EXERCISE -> Each record must be retyped in full. No character may differ.

begin DATA SUPPLIED

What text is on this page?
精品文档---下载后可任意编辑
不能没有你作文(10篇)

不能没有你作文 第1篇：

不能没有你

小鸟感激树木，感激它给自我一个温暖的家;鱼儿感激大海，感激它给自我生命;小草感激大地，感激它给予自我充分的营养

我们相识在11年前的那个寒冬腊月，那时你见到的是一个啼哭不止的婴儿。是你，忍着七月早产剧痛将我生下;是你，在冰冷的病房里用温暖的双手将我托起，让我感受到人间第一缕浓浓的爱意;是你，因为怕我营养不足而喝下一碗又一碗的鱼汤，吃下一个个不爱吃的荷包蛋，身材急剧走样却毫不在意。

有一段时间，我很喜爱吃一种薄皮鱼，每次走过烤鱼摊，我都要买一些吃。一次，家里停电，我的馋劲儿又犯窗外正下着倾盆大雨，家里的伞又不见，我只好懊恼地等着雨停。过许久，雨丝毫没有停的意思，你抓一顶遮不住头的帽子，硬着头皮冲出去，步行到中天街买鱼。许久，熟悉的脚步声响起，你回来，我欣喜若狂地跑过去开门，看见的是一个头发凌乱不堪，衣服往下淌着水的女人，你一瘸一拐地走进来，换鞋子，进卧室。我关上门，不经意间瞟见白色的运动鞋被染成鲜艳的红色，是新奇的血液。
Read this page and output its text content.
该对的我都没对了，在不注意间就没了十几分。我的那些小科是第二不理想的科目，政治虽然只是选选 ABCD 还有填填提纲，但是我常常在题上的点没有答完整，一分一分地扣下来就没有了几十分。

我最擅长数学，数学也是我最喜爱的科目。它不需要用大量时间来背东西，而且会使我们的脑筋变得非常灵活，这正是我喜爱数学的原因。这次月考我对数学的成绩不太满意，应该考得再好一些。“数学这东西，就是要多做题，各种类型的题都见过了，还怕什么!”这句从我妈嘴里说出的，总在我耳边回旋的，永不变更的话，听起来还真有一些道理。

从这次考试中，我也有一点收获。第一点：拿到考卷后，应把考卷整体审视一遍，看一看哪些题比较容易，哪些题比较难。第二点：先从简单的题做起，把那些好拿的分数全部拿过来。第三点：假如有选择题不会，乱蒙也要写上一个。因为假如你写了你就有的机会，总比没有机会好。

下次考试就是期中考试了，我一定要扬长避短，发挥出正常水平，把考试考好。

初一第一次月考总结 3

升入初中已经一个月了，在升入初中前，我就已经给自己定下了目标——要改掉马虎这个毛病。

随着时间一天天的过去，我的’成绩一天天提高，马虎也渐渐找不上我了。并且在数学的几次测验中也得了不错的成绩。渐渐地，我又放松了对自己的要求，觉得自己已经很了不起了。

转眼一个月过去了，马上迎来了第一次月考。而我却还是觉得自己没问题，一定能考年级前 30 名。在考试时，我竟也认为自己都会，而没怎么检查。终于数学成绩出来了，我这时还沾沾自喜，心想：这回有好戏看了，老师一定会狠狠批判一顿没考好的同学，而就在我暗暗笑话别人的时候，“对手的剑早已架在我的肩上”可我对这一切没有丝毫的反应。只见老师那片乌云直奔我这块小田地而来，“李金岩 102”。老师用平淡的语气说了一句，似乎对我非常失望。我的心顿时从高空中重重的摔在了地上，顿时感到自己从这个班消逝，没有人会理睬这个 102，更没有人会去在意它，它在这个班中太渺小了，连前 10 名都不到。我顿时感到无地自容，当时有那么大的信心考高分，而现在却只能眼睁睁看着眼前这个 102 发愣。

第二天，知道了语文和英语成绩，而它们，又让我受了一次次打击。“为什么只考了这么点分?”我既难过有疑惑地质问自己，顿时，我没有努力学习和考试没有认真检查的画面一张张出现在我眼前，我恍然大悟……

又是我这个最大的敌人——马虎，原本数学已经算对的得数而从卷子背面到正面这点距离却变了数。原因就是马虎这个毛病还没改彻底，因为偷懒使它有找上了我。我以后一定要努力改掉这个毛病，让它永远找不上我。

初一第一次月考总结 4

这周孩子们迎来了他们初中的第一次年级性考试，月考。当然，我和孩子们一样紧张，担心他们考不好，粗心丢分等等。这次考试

end DATA SUPPLIED

WRITTEN ANSWER ->
What text is on this page?
精品文档---下载后可任意编辑
不能没有你作文(10篇)

不能没有你作文 第1篇：

不能没有你

小鸟感激树木，感激它给自我一个温暖的家;鱼儿感激大海，感激它给自我生命;小草感激大地，感激它给予自我充分的营养

我们相识在11年前的那个寒冬腊月，那时你见到的是一个啼哭不止的婴儿。是你，忍着七月早产剧痛将我生下;是你，在冰冷的病房里用温暖的双手将我托起，让我感受到人间第一缕浓浓的爱意;是你，因为怕我营养不足而喝下一碗又一碗的鱼汤，吃下一个个不爱吃的荷包蛋，身材急剧走样却毫不在意。

有一段时间，我很喜爱吃一种薄皮鱼，每次走过烤鱼摊，我都要买一些吃。一次，家里停电，我的馋劲儿又犯窗外正下着倾盆大雨，家里的伞又不见，我只好懊恼地等着雨停。过许久，雨丝毫没有停的意思，你抓一顶遮不住头的帽子，硬着头皮冲出去，步行到中天街买鱼。许久，熟悉的脚步声响起，你回来，我欣喜若狂地跑过去开门，看见的是一个头发凌乱不堪，衣服往下淌着水的女人，你一瘸一拐地走进来，换鞋子，进卧室。我关上门，不经意间瞟见白色的运动鞋被染成鲜艳的红色，是新奇的血液。
Read this page and output its text content.
该对的我都没对了，在不注意间就没了十几分。我的那些小科是第二不理想的科目，政治虽然只是选选 ABCD 还有填填提纲，但是我常常在题上的点没有答完整，一分一分地扣下来就没有了几十分。

我最擅长数学，数学也是我最喜爱的科目。它不需要用大量时间来背东西，而且会使我们的脑筋变得非常灵活，这正是我喜爱数学的原因。这次月考我对数学的成绩不太满意，应该考得再好一些。“数学这东西，就是要多做题，各种类型的题都见过了，还怕什么!”这句从我妈嘴里说出的，总在我耳边回旋的，永不变更的话，听起来还真有一些道理。

从这次考试中，我也有一点收获。第一点：拿到考卷后，应把考卷整体审视一遍，看一看哪些题比较容易，哪些题比较难。第二点：先从简单的题做起，把那些好拿的分数全部拿过来。第三点：假如有选择题不会，乱蒙也要写上一个。因为假如你写了你就有的机会，总比没有机会好。

下次考试就是期中考试了，我一定要扬长避短，发挥出正常水平，把考试考好。

初一第一次月考总结 3

升入初中已经一个月了，在升入初中前，我就已经给自己定下了目标——要改掉马虎这个毛病。

随着时间一天天的过去，我的’成绩一天天提高，马虎也渐渐找不上我了。并且在数学的几次测验中也得了不错的成绩。渐渐地，我又放松了对自己的要求，觉得自己已经很了不起了。

转眼一个月过去了，马上迎来了第一次月考。而我却还是觉得自己没问题，一定能考年级前 30 名。在考试时，我竟也认为自己都会，而没怎么检查。终于数学成绩出来了，我这时还沾沾自喜，心想：这回有好戏看了，老师一定会狠狠批判一顿没考好的同学，而就在我暗暗笑话别人的时候，“对手的剑早已架在我的肩上”可我对这一切没有丝毫的反应。只见老师那片乌云直奔我这块小田地而来，“李金岩 102”。老师用平淡的语气说了一句，似乎对我非常失望。我的心顿时从高空中重重的摔在了地上，顿时感到自己从这个班消逝，没有人会理睬这个 102，更没有人会去在意它，它在这个班中太渺小了，连前 10 名都不到。我顿时感到无地自容，当时有那么大的信心考高分，而现在却只能眼睁睁看着眼前这个 102 发愣。

第二天，知道了语文和英语成绩，而它们，又让我受了一次次打击。“为什么只考了这么点分?”我既难过有疑惑地质问自己，顿时，我没有努力学习和考试没有认真检查的画面一张张出现在我眼前，我恍然大悟……

又是我这个最大的敌人——马虎，原本数学已经算对的得数而从卷子背面到正面这点距离却变了数。原因就是马虎这个毛病还没改彻底，因为偷懒使它有找上了我。我以后一定要努力改掉这个毛病，让它永远找不上我。

初一第一次月考总结 4

这周孩子们迎来了他们初中的第一次年级性考试，月考。当然，我和孩子们一样紧张，担心他们考不好，粗心丢分等等。这次考试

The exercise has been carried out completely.